PROBLEM STATEMENT:
Arrange the entries below as a Markdown table with the columns Row and Entry, one line per row, numbered in order and with blank lines skipped.

ENTRIES SHOWN:
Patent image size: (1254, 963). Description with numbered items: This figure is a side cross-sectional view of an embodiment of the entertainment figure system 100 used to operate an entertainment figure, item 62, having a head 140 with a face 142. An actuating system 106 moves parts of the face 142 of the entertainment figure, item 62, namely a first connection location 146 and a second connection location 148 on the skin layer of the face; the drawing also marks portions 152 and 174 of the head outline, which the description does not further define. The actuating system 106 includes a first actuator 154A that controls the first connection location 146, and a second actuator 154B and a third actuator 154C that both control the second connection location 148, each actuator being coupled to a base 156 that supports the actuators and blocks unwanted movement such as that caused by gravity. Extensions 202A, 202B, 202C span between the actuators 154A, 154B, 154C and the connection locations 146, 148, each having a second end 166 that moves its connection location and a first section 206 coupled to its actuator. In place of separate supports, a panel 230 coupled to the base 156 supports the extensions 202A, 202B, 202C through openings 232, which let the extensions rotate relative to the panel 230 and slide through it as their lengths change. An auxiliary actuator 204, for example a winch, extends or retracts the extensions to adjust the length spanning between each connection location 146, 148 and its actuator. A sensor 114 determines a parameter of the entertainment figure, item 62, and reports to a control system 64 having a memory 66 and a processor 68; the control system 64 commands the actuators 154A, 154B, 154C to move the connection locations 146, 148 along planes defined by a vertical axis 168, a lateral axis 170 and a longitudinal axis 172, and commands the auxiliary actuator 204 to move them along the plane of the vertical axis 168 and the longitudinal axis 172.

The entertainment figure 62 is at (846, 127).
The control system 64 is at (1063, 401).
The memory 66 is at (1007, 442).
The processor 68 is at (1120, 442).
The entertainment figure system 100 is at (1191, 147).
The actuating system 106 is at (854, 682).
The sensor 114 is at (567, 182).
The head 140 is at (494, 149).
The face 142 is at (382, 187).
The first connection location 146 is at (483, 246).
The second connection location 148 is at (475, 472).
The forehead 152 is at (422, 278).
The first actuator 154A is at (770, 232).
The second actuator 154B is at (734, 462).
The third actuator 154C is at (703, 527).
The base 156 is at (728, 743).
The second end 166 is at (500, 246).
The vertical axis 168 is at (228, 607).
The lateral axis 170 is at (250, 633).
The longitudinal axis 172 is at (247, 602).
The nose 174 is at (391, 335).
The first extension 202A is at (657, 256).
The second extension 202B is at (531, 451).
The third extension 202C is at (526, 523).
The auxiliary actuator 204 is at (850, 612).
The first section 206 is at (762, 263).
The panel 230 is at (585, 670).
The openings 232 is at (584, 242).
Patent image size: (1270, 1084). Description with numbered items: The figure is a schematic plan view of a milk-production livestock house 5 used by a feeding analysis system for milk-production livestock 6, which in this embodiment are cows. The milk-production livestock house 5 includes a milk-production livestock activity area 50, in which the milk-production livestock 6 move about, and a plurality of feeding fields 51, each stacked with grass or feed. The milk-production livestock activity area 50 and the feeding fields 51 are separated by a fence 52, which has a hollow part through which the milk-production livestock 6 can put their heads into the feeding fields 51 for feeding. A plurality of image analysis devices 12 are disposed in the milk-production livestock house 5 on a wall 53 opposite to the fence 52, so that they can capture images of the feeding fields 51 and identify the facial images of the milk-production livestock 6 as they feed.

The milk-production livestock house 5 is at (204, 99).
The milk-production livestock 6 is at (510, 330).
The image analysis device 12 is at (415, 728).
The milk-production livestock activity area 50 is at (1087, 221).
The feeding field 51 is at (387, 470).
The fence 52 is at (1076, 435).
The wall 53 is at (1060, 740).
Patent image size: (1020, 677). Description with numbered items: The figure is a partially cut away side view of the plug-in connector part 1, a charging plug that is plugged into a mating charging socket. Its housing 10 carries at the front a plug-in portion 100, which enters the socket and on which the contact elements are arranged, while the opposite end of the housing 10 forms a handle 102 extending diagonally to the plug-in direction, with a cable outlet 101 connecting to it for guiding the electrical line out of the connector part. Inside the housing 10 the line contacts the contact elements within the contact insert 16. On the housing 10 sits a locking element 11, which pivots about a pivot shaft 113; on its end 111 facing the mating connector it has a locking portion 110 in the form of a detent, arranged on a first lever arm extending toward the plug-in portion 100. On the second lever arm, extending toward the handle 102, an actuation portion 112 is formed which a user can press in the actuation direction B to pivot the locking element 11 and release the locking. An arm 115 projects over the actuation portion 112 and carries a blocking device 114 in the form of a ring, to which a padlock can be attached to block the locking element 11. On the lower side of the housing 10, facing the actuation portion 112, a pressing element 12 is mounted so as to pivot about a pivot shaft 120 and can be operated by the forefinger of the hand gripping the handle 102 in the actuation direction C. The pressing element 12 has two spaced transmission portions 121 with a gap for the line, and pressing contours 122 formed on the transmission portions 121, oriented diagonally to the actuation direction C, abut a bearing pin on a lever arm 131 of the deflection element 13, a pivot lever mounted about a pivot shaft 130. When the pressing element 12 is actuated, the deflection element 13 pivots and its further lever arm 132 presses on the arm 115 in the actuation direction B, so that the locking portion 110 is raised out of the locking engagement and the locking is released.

OUTPUT OF THE EXERCISE:
| Row | Entry |
|---|---|
| 1 | Patent image size: (1254, 963). Description with numbered items: This figure is a side cross-sectional view of an embodiment of the entertainment figure system 100 used to operate an entertainment figure, item 62, having a head 140 with a face 142. An actuating system 106 moves parts of the face 142 of the entertainment figure, item 62, namely a first connection location 146 and a second connection location 148 on the skin layer of the face; the drawing also marks portions 152 and 174 of the head outline, which the description does not further define. The actuating system 106 includes a first actuator 154A that controls the first connection location 146, and a second actuator 154B and a third actuator 154C that both control the second connection location 148, each actuator being coupled to a base 156 that supports the actuators and blocks unwanted movement such as that caused by gravity. Extensions 202A, 202B, 202C span between the actuators 154A, 154B, 154C and the connection locations 146, 148, each having a second end 166 that moves its connection location and a first section 206 coupled to its actuator. In place of separate supports, a panel 230 coupled to the base 156 supports the extensions 202A, 202B, 202C through openings 232, which let the extensions rotate relative to the panel 230 and slide through it as their lengths change. An auxiliary actuator 204, for example a winch, extends or retracts the extensions to adjust the length spanning between each connection location 146, 148 and its actuator. A sensor 114 determines a parameter of the entertainment figure, item 62, and reports to a control system 64 having a memory 66 and a processor 68; the control system 64 commands the actuators 154A, 154B, 154C to move the connection locations 146, 148 along planes defined by a vertical axis 168, a lateral axis 170 and a longitudinal axis 172, and commands the auxiliary actuator 204 to move them along the plane of the vertical axis 168 and the longitudinal axis 172. |
| 2 | The entertainment figure 62 is at (846, 127). |
| 3 | The control system 64 is at (1063, 401). |
| 4 | The memory 66 is at (1007, 442). |
| 5 | The processor 68 is at (1120, 442). |
| 6 | The entertainment figure system 100 is at (1191, 147). |
| 7 | The actuating system 106 is at (854, 682). |
| 8 | The sensor 114 is at (567, 182). |
| 9 | The head 140 is at (494, 149). |
| 10 | The face 142 is at (382, 187). |
| 11 | The first connection location 146 is at (483, 246). |
| 12 | The second connection location 148 is at (475, 472). |
| 13 | The forehead 152 is at (422, 278). |
| 14 | The first actuator 154A is at (770, 232). |
| 15 | The second actuator 154B is at (734, 462). |
| 16 | The third actuator 154C is at (703, 527). |
| 17 | The base 156 is at (728, 743). |
| 18 | The second end 166 is at (500, 246). |
| 19 | The vertical axis 168 is at (228, 607). |
| 20 | The lateral axis 170 is at (250, 633). |
| 21 | The longitudinal axis 172 is at (247, 602). |
| 22 | The nose 174 is at (391, 335). |
| 23 | The first extension 202A is at (657, 256). |
| 24 | The second extension 202B is at (531, 451). |
| 25 | The third extension 202C is at (526, 523). |
| 26 | The auxiliary actuator 204 is at (850, 612). |
| 27 | The first section 206 is at (762, 263). |
| 28 | The panel 230 is at (585, 670). |
| 29 | The openings 232 is at (584, 242). |
| 30 | Patent image size: (1270, 1084). Description with numbered items: The figure is a schematic plan view of a milk-production livestock house 5 used by a feeding analysis system for milk-production livestock 6, which in this embodiment are cows. The milk-production livestock house 5 includes a milk-production livestock activity area 50, in which the milk-production livestock 6 move about, and a plurality of feeding fields 51, each stacked with grass or feed. The milk-production livestock activity area 50 and the feeding fields 51 are separated by a fence 52, which has a hollow part through which the milk-production livestock 6 can put their heads into the feeding fields 51 for feeding. A plurality of image analysis devices 12 are disposed in the milk-production livestock house 5 on a wall 53 opposite to the fence 52, so that they can capture images of the feeding fields 51 and identify the facial images of the milk-production livestock 6 as they feed. |
| 31 | The milk-production livestock house 5 is at (204, 99). |
| 32 | The milk-production livestock 6 is at (510, 330). |
| 33 | The image analysis device 12 is at (415, 728). |
| 34 | The milk-production livestock activity area 50 is at (1087, 221). |
| 35 | The feeding field 51 is at (387, 470). |
| 36 | The fence 52 is at (1076, 435). |
| 37 | The wall 53 is at (1060, 740). |
| 38 | Patent image size: (1020, 677). Description with numbered items: The figure is a partially cut away side view of the plug-in connector part 1, a charging plug that is plugged into a mating charging socket. Its housing 10 carries at the front a plug-in portion 100, which enters the socket and on which the contact elements are arranged, while the opposite end of the housing 10 forms a handle 102 extending diagonally to the plug-in direction, with a cable outlet 101 connecting to it for guiding the electrical line out of the connector part. Inside the housing 10 the line contacts the contact elements within the contact insert 16. On the housing 10 sits a locking element 11, which pivots about a pivot shaft 113; on its end 111 facing the mating connector it has a locking portion 110 in the form of a detent, arranged on a first lever arm extending toward the plug-in portion 100. On the second lever arm, extending toward the handle 102, an actuation portion 112 is formed which a user can press in the actuation direction B to pivot the locking element 11 and release the locking. An arm 115 projects over the actuation portion 112 and carries a blocking device 114 in the form of a ring, to which a padlock can be attached to block the locking element 11. On the lower side of the housing 10, facing the actuation portion 112, a pressing element 12 is mounted so as to pivot about a pivot shaft 120 and can be operated by the forefinger of the hand gripping the handle 102 in the actuation direction C. The pressing element 12 has two spaced transmission portions 121 with a gap for the line, and pressing contours 122 formed on the transmission portions 121, oriented diagonally to the actuation direction C, abut a bearing pin on a lever arm 131 of the deflection element 13, a pivot lever mounted about a pivot shaft 130. When the pressing element 12 is actuated, the deflection element 13 pivots and its further lever arm 132 presses on the arm 115 in the actuation direction B, so that the locking portion 110 is raised out of the locking engagement and the locking is released. |